Task statement: Keep the pictures out and restate every record exactly.
--- start of Data provided ---
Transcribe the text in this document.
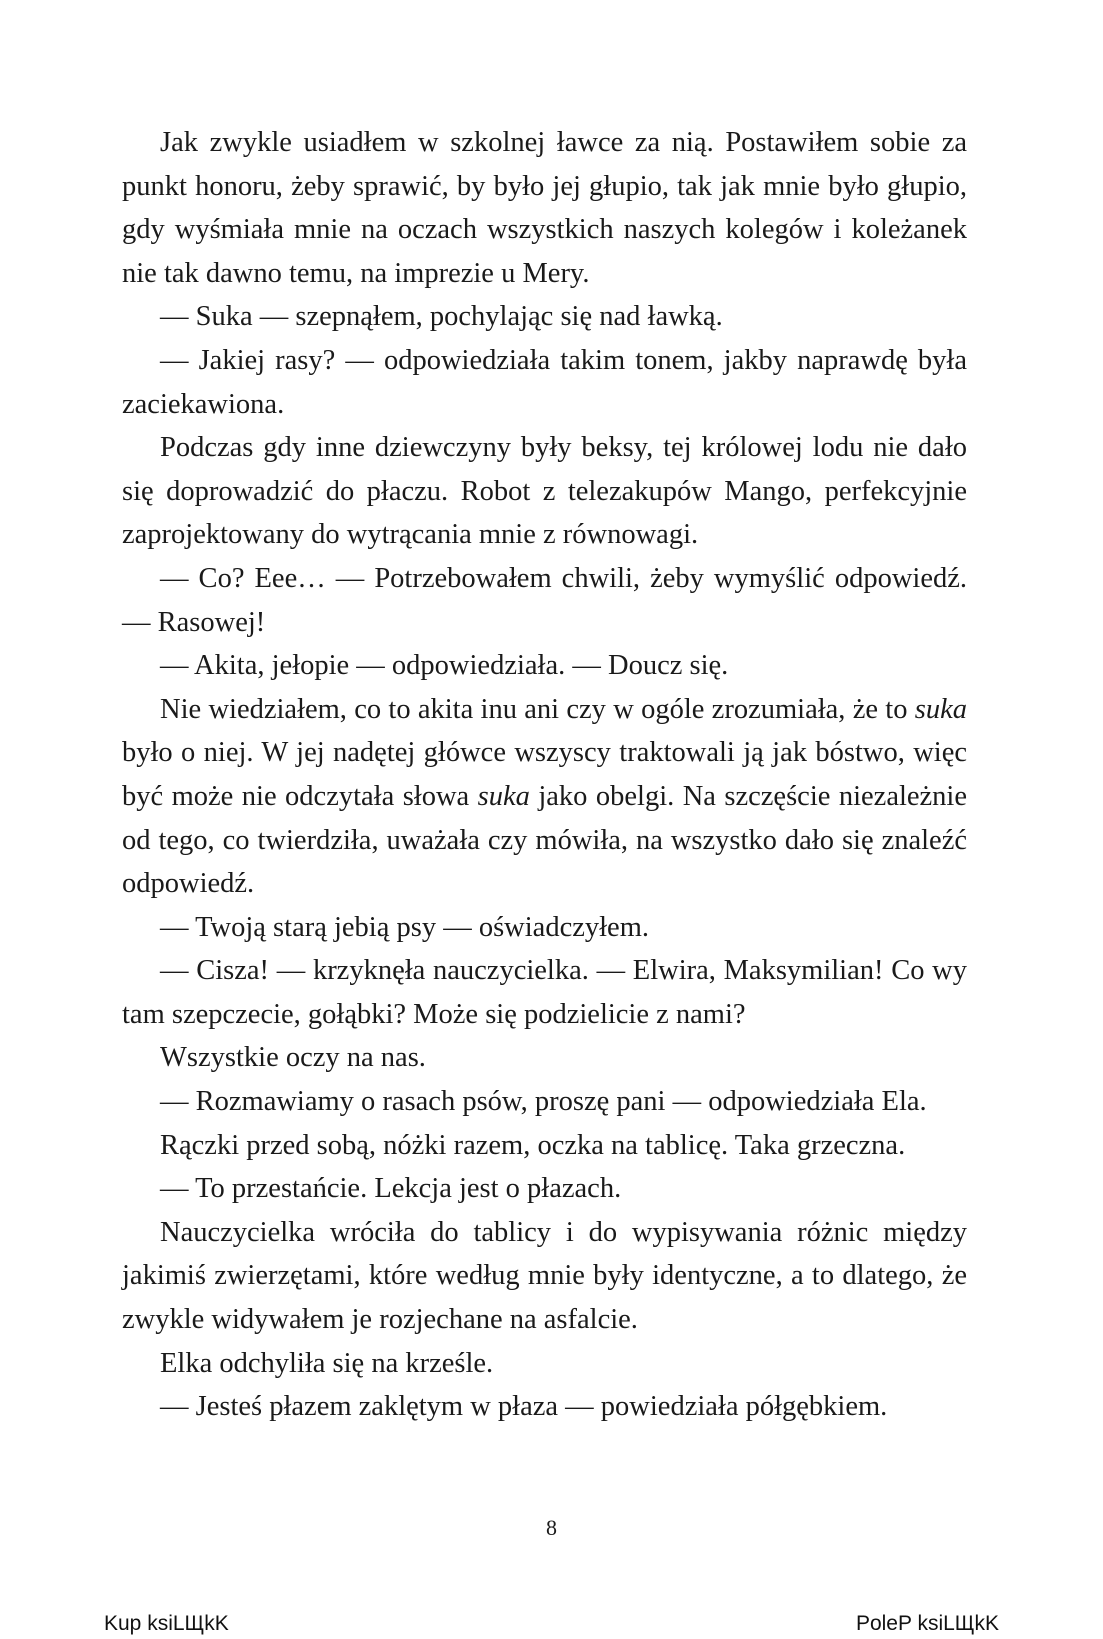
Jak zwykle usiadłem w szkolnej ławce za nią. Postawiłem sobie za punkt honoru, żeby sprawić, by było jej głupio, tak jak mnie było głupio, gdy wyśmiała mnie na oczach wszystkich naszych kolegów i koleżanek nie tak dawno temu, na imprezie u Mery.

— Suka — szepnąłem, pochylając się nad ławką.

— Jakiej rasy? — odpowiedziała takim tonem, jakby naprawdę była zaciekawiona.

Podczas gdy inne dziewczyny były beksy, tej królowej lodu nie dało się doprowadzić do płaczu. Robot z telezakupów Mango, perfekcyjnie zaprojektowany do wytrącania mnie z równowagi.

— Co? Eee… — Potrzebowałem chwili, żeby wymyślić odpowiedź. — Rasowej!

— Akita, jełopie — odpowiedziała. — Doucz się.

Nie wiedziałem, co to akita inu ani czy w ogóle zrozumiała, że to suka było o niej. W jej nadętej główce wszyscy traktowali ją jak bóstwo, więc być może nie odczytała słowa suka jako obelgi. Na szczęście niezależnie od tego, co twierdziła, uważała czy mówiła, na wszystko dało się znaleźć odpowiedź.

— Twoją starą jebią psy — oświadczyłem.

— Cisza! — krzyknęła nauczycielka. — Elwira, Maksymilian! Co wy tam szepczecie, gołąbki? Może się podzielicie z nami?

Wszystkie oczy na nas.

— Rozmawiamy o rasach psów, proszę pani — odpowiedziała Ela.

Rączki przed sobą, nóżki razem, oczka na tablicę. Taka grzeczna.

— To przestańcie. Lekcja jest o płazach.

Nauczycielka wróciła do tablicy i do wypisywania różnic między jakimiś zwierzętami, które według mnie były identyczne, a to dlatego, że zwykle widywałem je rozjechane na asfalcie.

Elka odchyliła się na krześle.

— Jesteś płazem zaklętym w płaza — powiedziała półgębkiem.

8
Kup ksiLЩkK	PoleP ksiLЩkK
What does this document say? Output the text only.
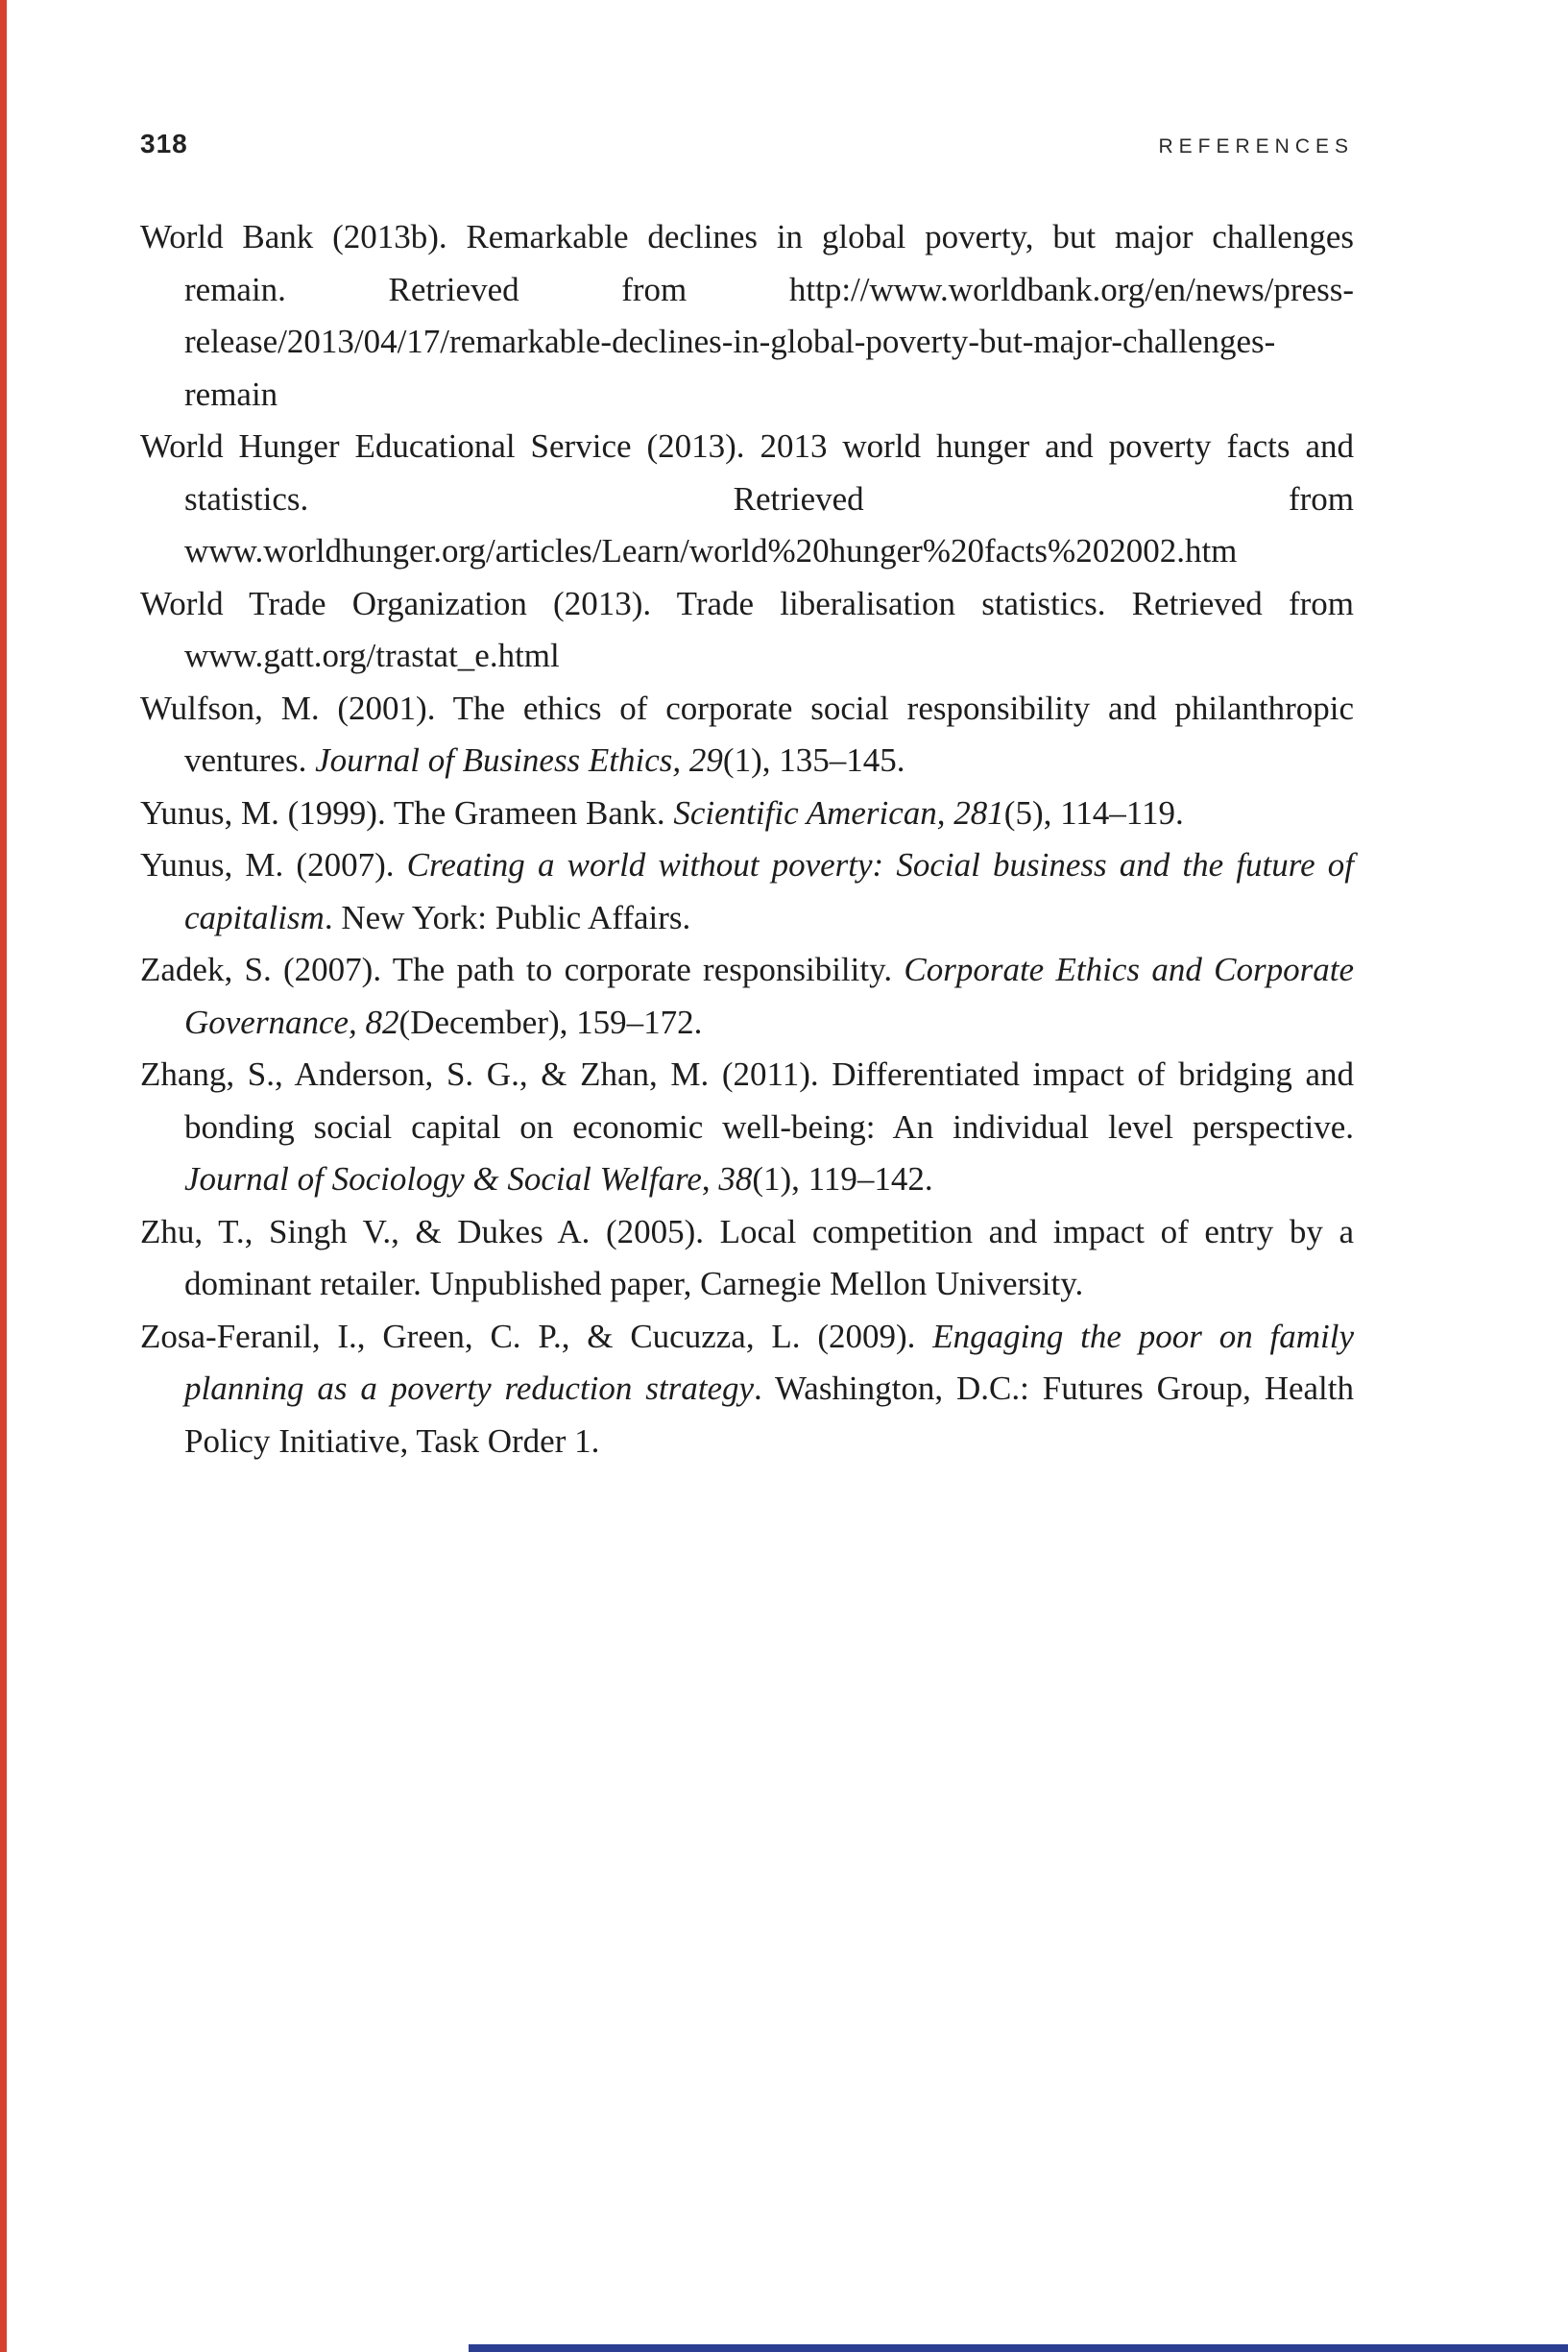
318	REFERENCES

World Bank (2013b). Remarkable declines in global poverty, but major challenges remain. Retrieved from http://www.worldbank.org/en/news/press-release/2013/04/17/remarkable-declines-in-global-poverty-but-major-challenges-remain

World Hunger Educational Service (2013). 2013 world hunger and poverty facts and statistics. Retrieved from www.worldhunger.org/articles/Learn/world%20hunger%20facts%202002.htm

World Trade Organization (2013). Trade liberalisation statistics. Retrieved from www.gatt.org/trastat_e.html

Wulfson, M. (2001). The ethics of corporate social responsibility and philanthropic ventures. Journal of Business Ethics, 29(1), 135–145.

Yunus, M. (1999). The Grameen Bank. Scientific American, 281(5), 114–119.

Yunus, M. (2007). Creating a world without poverty: Social business and the future of capitalism. New York: Public Affairs.

Zadek, S. (2007). The path to corporate responsibility. Corporate Ethics and Corporate Governance, 82(December), 159–172.

Zhang, S., Anderson, S. G., & Zhan, M. (2011). Differentiated impact of bridging and bonding social capital on economic well-being: An individual level perspective. Journal of Sociology & Social Welfare, 38(1), 119–142.

Zhu, T., Singh V., & Dukes A. (2005). Local competition and impact of entry by a dominant retailer. Unpublished paper, Carnegie Mellon University.

Zosa-Feranil, I., Green, C. P., & Cucuzza, L. (2009). Engaging the poor on family planning as a poverty reduction strategy. Washington, D.C.: Futures Group, Health Policy Initiative, Task Order 1.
--- end of Data provided ---
Solved exercise:
Transcribe the text in this document.
Jak zwykle usiadłem w szkolnej ławce za nią. Postawiłem sobie za punkt honoru, żeby sprawić, by było jej głupio, tak jak mnie było głupio, gdy wyśmiała mnie na oczach wszystkich naszych kolegów i koleżanek nie tak dawno temu, na imprezie u Mery.

— Suka — szepnąłem, pochylając się nad ławką.

— Jakiej rasy? — odpowiedziała takim tonem, jakby naprawdę była zaciekawiona.

Podczas gdy inne dziewczyny były beksy, tej królowej lodu nie dało się doprowadzić do płaczu. Robot z telezakupów Mango, perfekcyjnie zaprojektowany do wytrącania mnie z równowagi.

— Co? Eee… — Potrzebowałem chwili, żeby wymyślić odpowiedź. — Rasowej!

— Akita, jełopie — odpowiedziała. — Doucz się.

Nie wiedziałem, co to akita inu ani czy w ogóle zrozumiała, że to suka było o niej. W jej nadętej główce wszyscy traktowali ją jak bóstwo, więc być może nie odczytała słowa suka jako obelgi. Na szczęście niezależnie od tego, co twierdziła, uważała czy mówiła, na wszystko dało się znaleźć odpowiedź.

— Twoją starą jebią psy — oświadczyłem.

— Cisza! — krzyknęła nauczycielka. — Elwira, Maksymilian! Co wy tam szepczecie, gołąbki? Może się podzielicie z nami?

Wszystkie oczy na nas.

— Rozmawiamy o rasach psów, proszę pani — odpowiedziała Ela.

Rączki przed sobą, nóżki razem, oczka na tablicę. Taka grzeczna.

— To przestańcie. Lekcja jest o płazach.

Nauczycielka wróciła do tablicy i do wypisywania różnic między jakimiś zwierzętami, które według mnie były identyczne, a to dlatego, że zwykle widywałem je rozjechane na asfalcie.

Elka odchyliła się na krześle.

— Jesteś płazem zaklętym w płaza — powiedziała półgębkiem.

8
Kup ksiLЩkK	PoleP ksiLЩkK
What does this document say? Output the text only.
318	REFERENCES

World Bank (2013b). Remarkable declines in global poverty, but major challenges remain. Retrieved from http://www.worldbank.org/en/news/press-release/2013/04/17/remarkable-declines-in-global-poverty-but-major-challenges-remain

World Hunger Educational Service (2013). 2013 world hunger and poverty facts and statistics. Retrieved from www.worldhunger.org/articles/Learn/world%20hunger%20facts%202002.htm

World Trade Organization (2013). Trade liberalisation statistics. Retrieved from www.gatt.org/trastat_e.html

Wulfson, M. (2001). The ethics of corporate social responsibility and philanthropic ventures. Journal of Business Ethics, 29(1), 135–145.

Yunus, M. (1999). The Grameen Bank. Scientific American, 281(5), 114–119.

Yunus, M. (2007). Creating a world without poverty: Social business and the future of capitalism. New York: Public Affairs.

Zadek, S. (2007). The path to corporate responsibility. Corporate Ethics and Corporate Governance, 82(December), 159–172.

Zhang, S., Anderson, S. G., & Zhan, M. (2011). Differentiated impact of bridging and bonding social capital on economic well-being: An individual level perspective. Journal of Sociology & Social Welfare, 38(1), 119–142.

Zhu, T., Singh V., & Dukes A. (2005). Local competition and impact of entry by a dominant retailer. Unpublished paper, Carnegie Mellon University.

Zosa-Feranil, I., Green, C. P., & Cucuzza, L. (2009). Engaging the poor on family planning as a poverty reduction strategy. Washington, D.C.: Futures Group, Health Policy Initiative, Task Order 1.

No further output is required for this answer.